▸ **The problem**
Without pictures, output exactly the lines running from the line containing "Give me the" to the end of the listing below.

========

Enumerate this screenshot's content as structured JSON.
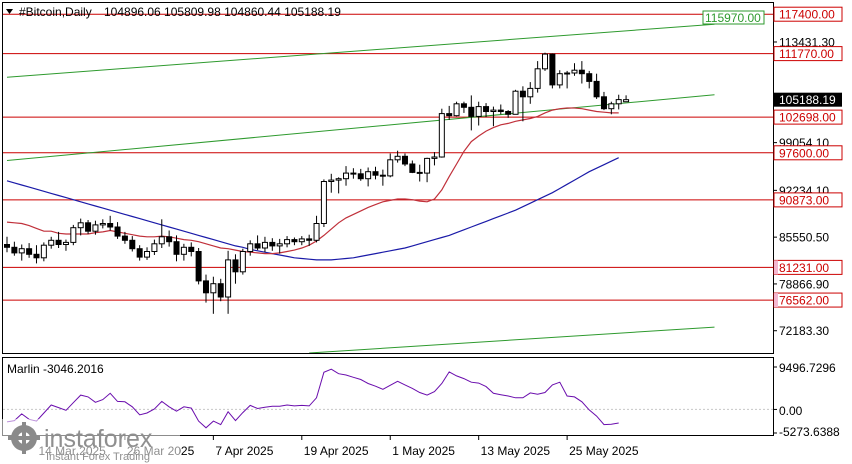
{
  "header": {
    "symbol": "#Bitcoin,Daily",
    "ohlc": "104896.06 105809.98 104860.44 105188.19",
    "marker_icon": "triangle-down-icon"
  },
  "indicator": {
    "label": "Marlin -3046.2016",
    "axis_ticks": [
      "9496.7296",
      "0.00",
      "-5273.6388"
    ]
  },
  "watermark": {
    "brand": "instaforex",
    "tagline": "Instant Forex Trading"
  },
  "colors": {
    "background": "#ffffff",
    "candle": "#000000",
    "level_line": "#cc0000",
    "channel_line": "#2e9a2e",
    "ma_fast": "#c0303a",
    "ma_slow": "#1a1aa8",
    "indicator_line": "#6a0dad",
    "current_price_label_bg": "#000000"
  },
  "chart_data": {
    "type": "candlestick",
    "price_axis": {
      "ylim": [
        69000,
        119000
      ],
      "tick_labels": [
        "117400.00",
        "113431.30",
        "111770.00",
        "105188.19",
        "102698.00",
        "99054.10",
        "97600.00",
        "92234.10",
        "90873.00",
        "85550.50",
        "81231.00",
        "78866.90",
        "76562.00",
        "72183.30"
      ]
    },
    "time_axis": {
      "tick_labels": [
        "14 Mar 2025",
        "26 Mar 2025",
        "7 Apr 2025",
        "19 Apr 2025",
        "1 May 2025",
        "13 May 2025",
        "25 May 2025"
      ]
    },
    "levels": [
      {
        "label": "117400.00",
        "value": 117400,
        "color": "#cc0000"
      },
      {
        "label": "111770.00",
        "value": 111770,
        "color": "#cc0000"
      },
      {
        "label": "102698.00",
        "value": 102698,
        "color": "#cc0000"
      },
      {
        "label": "97600.00",
        "value": 97600,
        "color": "#cc0000"
      },
      {
        "label": "90873.00",
        "value": 90873,
        "color": "#cc0000"
      },
      {
        "label": "81231.00",
        "value": 81231,
        "color": "#cc0000"
      },
      {
        "label": "76562.00",
        "value": 76562,
        "color": "#cc0000"
      }
    ],
    "channel_label": "115970.00",
    "current_price": "105188.19",
    "candles": [
      {
        "date": "2025-03-10",
        "o": 84500,
        "h": 85600,
        "l": 83400,
        "c": 84100
      },
      {
        "date": "2025-03-11",
        "o": 84100,
        "h": 84900,
        "l": 82900,
        "c": 83300
      },
      {
        "date": "2025-03-12",
        "o": 83300,
        "h": 84500,
        "l": 82200,
        "c": 83900
      },
      {
        "date": "2025-03-13",
        "o": 83900,
        "h": 84700,
        "l": 82600,
        "c": 83100
      },
      {
        "date": "2025-03-14",
        "o": 83100,
        "h": 84400,
        "l": 81800,
        "c": 82600
      },
      {
        "date": "2025-03-15",
        "o": 82600,
        "h": 84800,
        "l": 82100,
        "c": 84400
      },
      {
        "date": "2025-03-16",
        "o": 84400,
        "h": 85600,
        "l": 83900,
        "c": 85100
      },
      {
        "date": "2025-03-17",
        "o": 85100,
        "h": 86300,
        "l": 84000,
        "c": 84500
      },
      {
        "date": "2025-03-18",
        "o": 84500,
        "h": 85200,
        "l": 83600,
        "c": 84800
      },
      {
        "date": "2025-03-19",
        "o": 84800,
        "h": 87300,
        "l": 84400,
        "c": 86900
      },
      {
        "date": "2025-03-20",
        "o": 86900,
        "h": 88200,
        "l": 85800,
        "c": 87600
      },
      {
        "date": "2025-03-21",
        "o": 87600,
        "h": 88000,
        "l": 86000,
        "c": 86400
      },
      {
        "date": "2025-03-22",
        "o": 86400,
        "h": 87900,
        "l": 85900,
        "c": 87300
      },
      {
        "date": "2025-03-23",
        "o": 87300,
        "h": 88100,
        "l": 86800,
        "c": 87500
      },
      {
        "date": "2025-03-24",
        "o": 87500,
        "h": 88600,
        "l": 86500,
        "c": 87000
      },
      {
        "date": "2025-03-25",
        "o": 87000,
        "h": 87700,
        "l": 85300,
        "c": 85700
      },
      {
        "date": "2025-03-26",
        "o": 85700,
        "h": 86300,
        "l": 84600,
        "c": 85100
      },
      {
        "date": "2025-03-27",
        "o": 85100,
        "h": 85700,
        "l": 83500,
        "c": 83900
      },
      {
        "date": "2025-03-28",
        "o": 83900,
        "h": 84400,
        "l": 82200,
        "c": 82700
      },
      {
        "date": "2025-03-29",
        "o": 82700,
        "h": 84100,
        "l": 82300,
        "c": 83500
      },
      {
        "date": "2025-03-30",
        "o": 83500,
        "h": 85200,
        "l": 83000,
        "c": 84600
      },
      {
        "date": "2025-03-31",
        "o": 84600,
        "h": 88100,
        "l": 84000,
        "c": 85600
      },
      {
        "date": "2025-04-01",
        "o": 85600,
        "h": 86500,
        "l": 84200,
        "c": 84900
      },
      {
        "date": "2025-04-02",
        "o": 84900,
        "h": 85800,
        "l": 82100,
        "c": 83100
      },
      {
        "date": "2025-04-03",
        "o": 83100,
        "h": 84600,
        "l": 82200,
        "c": 84100
      },
      {
        "date": "2025-04-04",
        "o": 84100,
        "h": 84800,
        "l": 82800,
        "c": 83500
      },
      {
        "date": "2025-04-05",
        "o": 83500,
        "h": 84000,
        "l": 78800,
        "c": 79300
      },
      {
        "date": "2025-04-06",
        "o": 79300,
        "h": 80200,
        "l": 76200,
        "c": 77600
      },
      {
        "date": "2025-04-07",
        "o": 77600,
        "h": 79900,
        "l": 74600,
        "c": 78900
      },
      {
        "date": "2025-04-08",
        "o": 78900,
        "h": 79600,
        "l": 76400,
        "c": 77000
      },
      {
        "date": "2025-04-09",
        "o": 77000,
        "h": 83600,
        "l": 74600,
        "c": 82300
      },
      {
        "date": "2025-04-10",
        "o": 82300,
        "h": 83100,
        "l": 78900,
        "c": 80600
      },
      {
        "date": "2025-04-11",
        "o": 80600,
        "h": 83900,
        "l": 80200,
        "c": 83500
      },
      {
        "date": "2025-04-12",
        "o": 83500,
        "h": 85100,
        "l": 82900,
        "c": 84600
      },
      {
        "date": "2025-04-13",
        "o": 84600,
        "h": 85800,
        "l": 83700,
        "c": 84000
      },
      {
        "date": "2025-04-14",
        "o": 84000,
        "h": 85600,
        "l": 83400,
        "c": 84800
      },
      {
        "date": "2025-04-15",
        "o": 84800,
        "h": 85400,
        "l": 83600,
        "c": 84300
      },
      {
        "date": "2025-04-16",
        "o": 84300,
        "h": 85300,
        "l": 83200,
        "c": 84600
      },
      {
        "date": "2025-04-17",
        "o": 84600,
        "h": 85700,
        "l": 84100,
        "c": 85200
      },
      {
        "date": "2025-04-18",
        "o": 85200,
        "h": 85500,
        "l": 84400,
        "c": 84900
      },
      {
        "date": "2025-04-19",
        "o": 84900,
        "h": 85700,
        "l": 84400,
        "c": 85300
      },
      {
        "date": "2025-04-20",
        "o": 85300,
        "h": 85900,
        "l": 84300,
        "c": 85100
      },
      {
        "date": "2025-04-21",
        "o": 85100,
        "h": 88600,
        "l": 84800,
        "c": 87500
      },
      {
        "date": "2025-04-22",
        "o": 87500,
        "h": 93800,
        "l": 87000,
        "c": 93500
      },
      {
        "date": "2025-04-23",
        "o": 93500,
        "h": 94600,
        "l": 91900,
        "c": 93700
      },
      {
        "date": "2025-04-24",
        "o": 93700,
        "h": 94100,
        "l": 91800,
        "c": 93900
      },
      {
        "date": "2025-04-25",
        "o": 93900,
        "h": 95700,
        "l": 92900,
        "c": 94700
      },
      {
        "date": "2025-04-26",
        "o": 94700,
        "h": 95400,
        "l": 93900,
        "c": 94600
      },
      {
        "date": "2025-04-27",
        "o": 94600,
        "h": 95300,
        "l": 93600,
        "c": 93900
      },
      {
        "date": "2025-04-28",
        "o": 93900,
        "h": 95500,
        "l": 92800,
        "c": 94900
      },
      {
        "date": "2025-04-29",
        "o": 94900,
        "h": 95600,
        "l": 93800,
        "c": 94400
      },
      {
        "date": "2025-04-30",
        "o": 94400,
        "h": 95200,
        "l": 92900,
        "c": 94300
      },
      {
        "date": "2025-05-01",
        "o": 94300,
        "h": 97500,
        "l": 94100,
        "c": 96600
      },
      {
        "date": "2025-05-02",
        "o": 96600,
        "h": 97900,
        "l": 96200,
        "c": 97100
      },
      {
        "date": "2025-05-03",
        "o": 97100,
        "h": 97500,
        "l": 95700,
        "c": 96000
      },
      {
        "date": "2025-05-04",
        "o": 96000,
        "h": 96500,
        "l": 94700,
        "c": 94800
      },
      {
        "date": "2025-05-05",
        "o": 94800,
        "h": 95900,
        "l": 93500,
        "c": 94700
      },
      {
        "date": "2025-05-06",
        "o": 94700,
        "h": 96900,
        "l": 93400,
        "c": 96800
      },
      {
        "date": "2025-05-07",
        "o": 96800,
        "h": 97700,
        "l": 95800,
        "c": 97000
      },
      {
        "date": "2025-05-08",
        "o": 97000,
        "h": 103900,
        "l": 96900,
        "c": 103200
      },
      {
        "date": "2025-05-09",
        "o": 103200,
        "h": 104300,
        "l": 102300,
        "c": 102900
      },
      {
        "date": "2025-05-10",
        "o": 102900,
        "h": 104900,
        "l": 102800,
        "c": 104600
      },
      {
        "date": "2025-05-11",
        "o": 104600,
        "h": 104900,
        "l": 103300,
        "c": 104100
      },
      {
        "date": "2025-05-12",
        "o": 104100,
        "h": 105800,
        "l": 100800,
        "c": 102800
      },
      {
        "date": "2025-05-13",
        "o": 102800,
        "h": 104900,
        "l": 101500,
        "c": 104200
      },
      {
        "date": "2025-05-14",
        "o": 104200,
        "h": 104700,
        "l": 102700,
        "c": 103500
      },
      {
        "date": "2025-05-15",
        "o": 103500,
        "h": 104200,
        "l": 101400,
        "c": 103700
      },
      {
        "date": "2025-05-16",
        "o": 103700,
        "h": 104500,
        "l": 103100,
        "c": 103500
      },
      {
        "date": "2025-05-17",
        "o": 103500,
        "h": 103700,
        "l": 102600,
        "c": 103100
      },
      {
        "date": "2025-05-18",
        "o": 103100,
        "h": 106600,
        "l": 103100,
        "c": 106400
      },
      {
        "date": "2025-05-19",
        "o": 106400,
        "h": 107100,
        "l": 102100,
        "c": 105600
      },
      {
        "date": "2025-05-20",
        "o": 105600,
        "h": 107700,
        "l": 104600,
        "c": 106800
      },
      {
        "date": "2025-05-21",
        "o": 106800,
        "h": 110700,
        "l": 106200,
        "c": 109600
      },
      {
        "date": "2025-05-22",
        "o": 109600,
        "h": 111900,
        "l": 109300,
        "c": 111700
      },
      {
        "date": "2025-05-23",
        "o": 111700,
        "h": 111800,
        "l": 106800,
        "c": 107300
      },
      {
        "date": "2025-05-24",
        "o": 107300,
        "h": 109400,
        "l": 106800,
        "c": 108900
      },
      {
        "date": "2025-05-25",
        "o": 108900,
        "h": 109300,
        "l": 106800,
        "c": 109000
      },
      {
        "date": "2025-05-26",
        "o": 109000,
        "h": 110400,
        "l": 108600,
        "c": 109400
      },
      {
        "date": "2025-05-27",
        "o": 109400,
        "h": 110700,
        "l": 107500,
        "c": 108900
      },
      {
        "date": "2025-05-28",
        "o": 108900,
        "h": 109300,
        "l": 106800,
        "c": 107800
      },
      {
        "date": "2025-05-29",
        "o": 107800,
        "h": 108900,
        "l": 105300,
        "c": 105600
      },
      {
        "date": "2025-05-30",
        "o": 105600,
        "h": 106300,
        "l": 103700,
        "c": 103900
      },
      {
        "date": "2025-05-31",
        "o": 103900,
        "h": 104900,
        "l": 103100,
        "c": 104600
      },
      {
        "date": "2025-06-01",
        "o": 104600,
        "h": 105900,
        "l": 103800,
        "c": 105200
      },
      {
        "date": "2025-06-02",
        "o": 104896.06,
        "h": 105809.98,
        "l": 104860.44,
        "c": 105188.19
      }
    ],
    "ma_fast": [
      87700,
      87600,
      87500,
      87200,
      86800,
      86400,
      86400,
      86100,
      86000,
      86000,
      86000,
      86000,
      86200,
      86300,
      86500,
      86300,
      86100,
      85900,
      85700,
      85600,
      85600,
      85700,
      85600,
      85400,
      85200,
      85100,
      84900,
      84600,
      84300,
      84000,
      83900,
      83700,
      83500,
      83400,
      83300,
      83200,
      83200,
      83300,
      83500,
      83700,
      84000,
      84400,
      85000,
      85800,
      86700,
      87600,
      88300,
      88800,
      89300,
      89800,
      90200,
      90600,
      90800,
      91000,
      91000,
      90900,
      90700,
      90600,
      91000,
      92300,
      94200,
      96000,
      97800,
      99200,
      100000,
      100700,
      101200,
      101600,
      101800,
      102100,
      102300,
      102500,
      102800,
      103300,
      103700,
      103900,
      104000,
      104000,
      103900,
      103700,
      103500,
      103400,
      103300,
      103300
    ],
    "ma_slow": [
      93600,
      93300,
      93000,
      92700,
      92400,
      92100,
      91800,
      91500,
      91200,
      90900,
      90600,
      90300,
      90000,
      89700,
      89400,
      89100,
      88800,
      88500,
      88200,
      87900,
      87600,
      87300,
      87000,
      86700,
      86400,
      86100,
      85800,
      85500,
      85200,
      84900,
      84600,
      84300,
      84100,
      83800,
      83600,
      83400,
      83200,
      83000,
      82800,
      82600,
      82500,
      82400,
      82300,
      82300,
      82300,
      82400,
      82500,
      82600,
      82800,
      83000,
      83200,
      83400,
      83600,
      83800,
      84000,
      84300,
      84600,
      84900,
      85200,
      85500,
      85800,
      86200,
      86600,
      87000,
      87400,
      87800,
      88200,
      88600,
      89000,
      89400,
      89900,
      90400,
      90900,
      91400,
      91900,
      92500,
      93100,
      93700,
      94300,
      94900,
      95400,
      95900,
      96400,
      96900
    ],
    "channel_upper": [
      {
        "date": "2025-03-10",
        "value": 108400
      },
      {
        "date": "2025-06-14",
        "value": 115970
      }
    ],
    "channel_middle": [
      {
        "date": "2025-03-10",
        "value": 96500
      },
      {
        "date": "2025-06-14",
        "value": 105900
      }
    ],
    "channel_lower": [
      {
        "date": "2025-04-20",
        "value": 69000
      },
      {
        "date": "2025-06-14",
        "value": 72700
      }
    ],
    "indicator_series": {
      "name": "Marlin",
      "values": [
        -2800,
        -2500,
        -1000,
        -2200,
        -2600,
        -800,
        1000,
        400,
        -200,
        1500,
        3200,
        2800,
        1600,
        2200,
        3600,
        1800,
        1700,
        600,
        -1200,
        -800,
        100,
        1800,
        600,
        -400,
        600,
        300,
        -2600,
        -4100,
        -2600,
        -3400,
        -500,
        -2500,
        -700,
        900,
        200,
        500,
        700,
        700,
        1000,
        800,
        900,
        800,
        2600,
        8300,
        9000,
        8000,
        7700,
        7200,
        6700,
        5800,
        5200,
        4500,
        5400,
        6300,
        5500,
        4700,
        3800,
        3200,
        4000,
        5800,
        8400,
        7500,
        6900,
        6100,
        5900,
        5100,
        3600,
        3300,
        3000,
        2600,
        2600,
        3700,
        3400,
        3800,
        5500,
        6100,
        3000,
        2800,
        1700,
        -100,
        -1500,
        -3400,
        -3300,
        -3046.2016
      ]
    }
  }
}
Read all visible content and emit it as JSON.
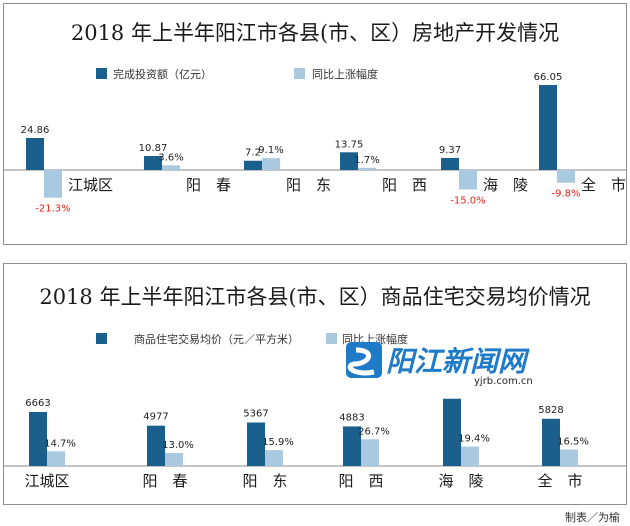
{
  "chart_data": [
    {
      "type": "bar",
      "title": "2018 年上半年阳江市各县(市、区）房地产开发情况",
      "categories": [
        "江城区",
        "阳　春",
        "阳　东",
        "阳　西",
        "海　陵",
        "全　市"
      ],
      "series": [
        {
          "name": "完成投资额（亿元）",
          "values": [
            24.86,
            10.87,
            7.2,
            13.75,
            9.37,
            66.05
          ],
          "labels": [
            "24.86",
            "10.87",
            "7.2",
            "13.75",
            "9.37",
            "66.05"
          ],
          "color": "#1b5f8c"
        },
        {
          "name": "同比上涨幅度",
          "values": [
            -21.3,
            3.6,
            9.1,
            1.7,
            -15.0,
            -9.8
          ],
          "labels": [
            "-21.3%",
            "3.6%",
            "9.1%",
            "1.7%",
            "-15.0%",
            "-9.8%"
          ],
          "color": "#a8c9e0"
        }
      ],
      "negative_label_color": "#e0261b",
      "grid": false,
      "legend": "top-left"
    },
    {
      "type": "bar",
      "title": "2018 年上半年阳江市各县(市、区）商品住宅交易均价情况",
      "categories": [
        "江城区",
        "阳　春",
        "阳　东",
        "阳　西",
        "海　陵",
        "全　市"
      ],
      "series": [
        {
          "name": "商品住宅交易均价（元／平方米）",
          "values": [
            6663,
            4977,
            5367,
            4883,
            8300,
            5828
          ],
          "labels": [
            "6663",
            "4977",
            "5367",
            "4883",
            "",
            "5828"
          ],
          "color": "#1b5f8c"
        },
        {
          "name": "同比上涨幅度",
          "values": [
            14.7,
            13.0,
            15.9,
            26.7,
            19.4,
            16.5
          ],
          "labels": [
            "14.7%",
            "13.0%",
            "15.9%",
            "26.7%",
            "19.4%",
            "16.5%"
          ],
          "color": "#a8c9e0"
        }
      ],
      "grid": false,
      "legend": "top-left"
    }
  ],
  "watermark": {
    "name": "阳江新闻网",
    "url": "yjrb.com.cn"
  },
  "credit": "制表／为榆"
}
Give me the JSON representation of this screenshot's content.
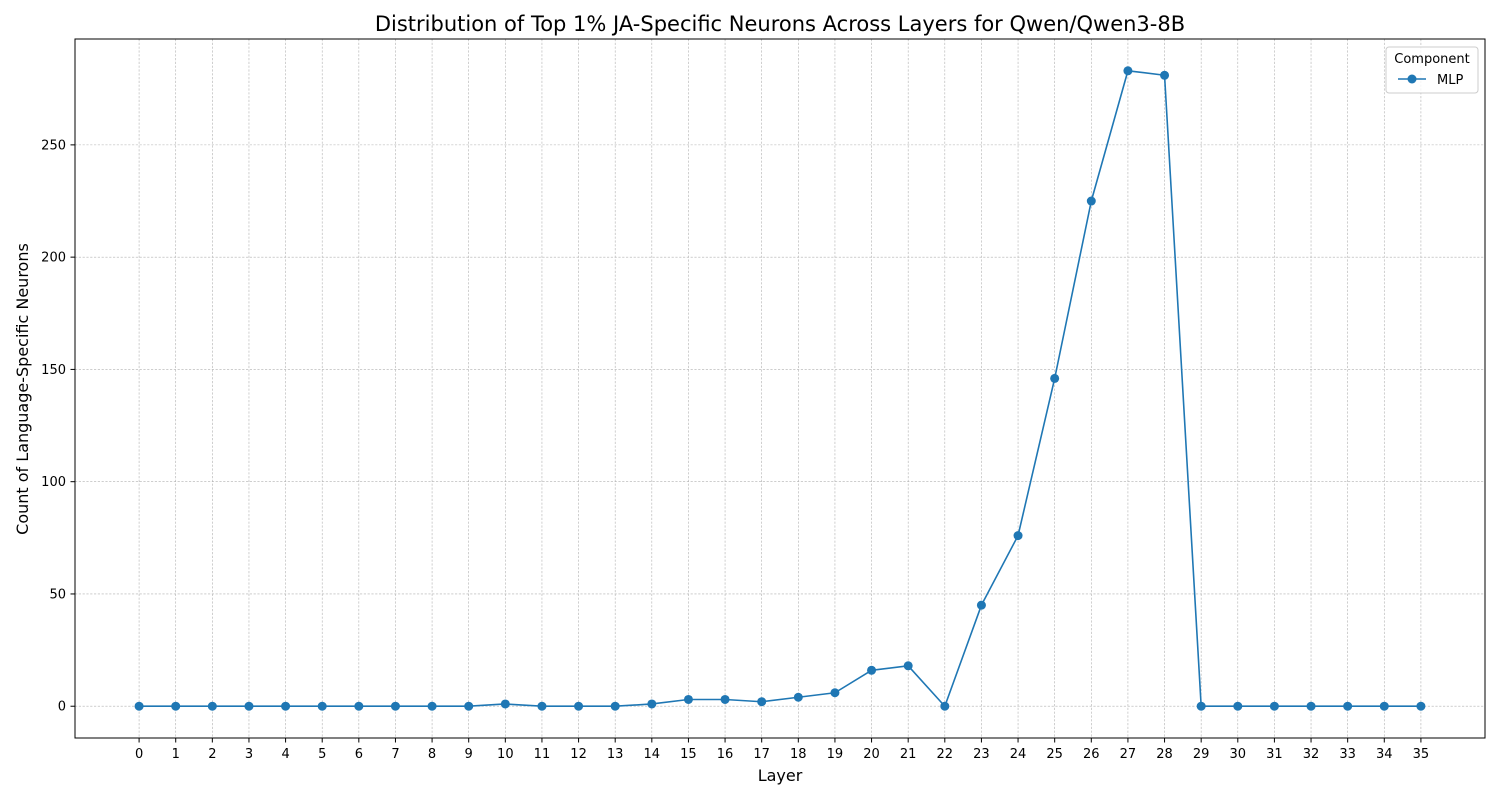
{
  "chart_data": {
    "type": "line",
    "title": "Distribution of Top 1% JA-Specific Neurons Across Layers for Qwen/Qwen3-8B",
    "xlabel": "Layer",
    "ylabel": "Count of Language-Specific Neurons",
    "x": [
      0,
      1,
      2,
      3,
      4,
      5,
      6,
      7,
      8,
      9,
      10,
      11,
      12,
      13,
      14,
      15,
      16,
      17,
      18,
      19,
      20,
      21,
      22,
      23,
      24,
      25,
      26,
      27,
      28,
      29,
      30,
      31,
      32,
      33,
      34,
      35
    ],
    "series": [
      {
        "name": "MLP",
        "color": "#1f77b4",
        "values": [
          0,
          0,
          0,
          0,
          0,
          0,
          0,
          0,
          0,
          0,
          1,
          0,
          0,
          0,
          1,
          3,
          3,
          2,
          4,
          6,
          16,
          18,
          0,
          45,
          76,
          146,
          225,
          283,
          281,
          0,
          0,
          0,
          0,
          0,
          0,
          0
        ]
      }
    ],
    "xlim": [
      -1.75,
      36.75
    ],
    "ylim": [
      -14.15,
      297.15
    ],
    "yticks": [
      0,
      50,
      100,
      150,
      200,
      250
    ],
    "grid": true,
    "legend": {
      "title": "Component",
      "placement": "top-right"
    }
  }
}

========

▸ **Exercise output**
Give me the JSON representation of this screenshot's content.
{
  "chart_data": {
    "type": "line",
    "title": "Distribution of Top 1% JA-Specific Neurons Across Layers for Qwen/Qwen3-8B",
    "xlabel": "Layer",
    "ylabel": "Count of Language-Specific Neurons",
    "x": [
      0,
      1,
      2,
      3,
      4,
      5,
      6,
      7,
      8,
      9,
      10,
      11,
      12,
      13,
      14,
      15,
      16,
      17,
      18,
      19,
      20,
      21,
      22,
      23,
      24,
      25,
      26,
      27,
      28,
      29,
      30,
      31,
      32,
      33,
      34,
      35
    ],
    "series": [
      {
        "name": "MLP",
        "color": "#1f77b4",
        "values": [
          0,
          0,
          0,
          0,
          0,
          0,
          0,
          0,
          0,
          0,
          1,
          0,
          0,
          0,
          1,
          3,
          3,
          2,
          4,
          6,
          16,
          18,
          0,
          45,
          76,
          146,
          225,
          283,
          281,
          0,
          0,
          0,
          0,
          0,
          0,
          0
        ]
      }
    ],
    "xlim": [
      -1.75,
      36.75
    ],
    "ylim": [
      -14.15,
      297.15
    ],
    "yticks": [
      0,
      50,
      100,
      150,
      200,
      250
    ],
    "grid": true,
    "legend": {
      "title": "Component",
      "placement": "top-right"
    }
  }
}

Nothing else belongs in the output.